● **Stated problem**: Output all lines exactly.

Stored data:
------------------------------------------------------------------------
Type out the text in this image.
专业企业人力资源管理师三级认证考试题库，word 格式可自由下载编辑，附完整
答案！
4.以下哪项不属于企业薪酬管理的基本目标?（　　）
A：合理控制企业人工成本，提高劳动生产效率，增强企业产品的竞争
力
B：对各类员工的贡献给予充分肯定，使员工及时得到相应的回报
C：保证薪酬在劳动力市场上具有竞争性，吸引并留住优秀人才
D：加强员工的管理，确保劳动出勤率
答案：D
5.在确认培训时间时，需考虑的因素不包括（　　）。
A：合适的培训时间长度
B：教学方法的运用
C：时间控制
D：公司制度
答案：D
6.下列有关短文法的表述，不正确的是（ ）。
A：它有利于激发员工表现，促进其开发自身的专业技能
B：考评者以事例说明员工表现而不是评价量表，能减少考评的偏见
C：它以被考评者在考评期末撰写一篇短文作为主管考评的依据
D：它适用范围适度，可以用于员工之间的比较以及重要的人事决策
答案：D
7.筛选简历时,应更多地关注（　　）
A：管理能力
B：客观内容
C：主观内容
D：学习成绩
------------------------------------------------------------------------
● **Task answer**:
Type out the text in this image.
专业企业人力资源管理师三级认证考试题库，word 格式可自由下载编辑，附完整
答案！
4.以下哪项不属于企业薪酬管理的基本目标?（　　）
A：合理控制企业人工成本，提高劳动生产效率，增强企业产品的竞争
力
B：对各类员工的贡献给予充分肯定，使员工及时得到相应的回报
C：保证薪酬在劳动力市场上具有竞争性，吸引并留住优秀人才
D：加强员工的管理，确保劳动出勤率
答案：D
5.在确认培训时间时，需考虑的因素不包括（　　）。
A：合适的培训时间长度
B：教学方法的运用
C：时间控制
D：公司制度
答案：D
6.下列有关短文法的表述，不正确的是（ ）。
A：它有利于激发员工表现，促进其开发自身的专业技能
B：考评者以事例说明员工表现而不是评价量表，能减少考评的偏见
C：它以被考评者在考评期末撰写一篇短文作为主管考评的依据
D：它适用范围适度，可以用于员工之间的比较以及重要的人事决策
答案：D
7.筛选简历时,应更多地关注（　　）
A：管理能力
B：客观内容
C：主观内容
D：学习成绩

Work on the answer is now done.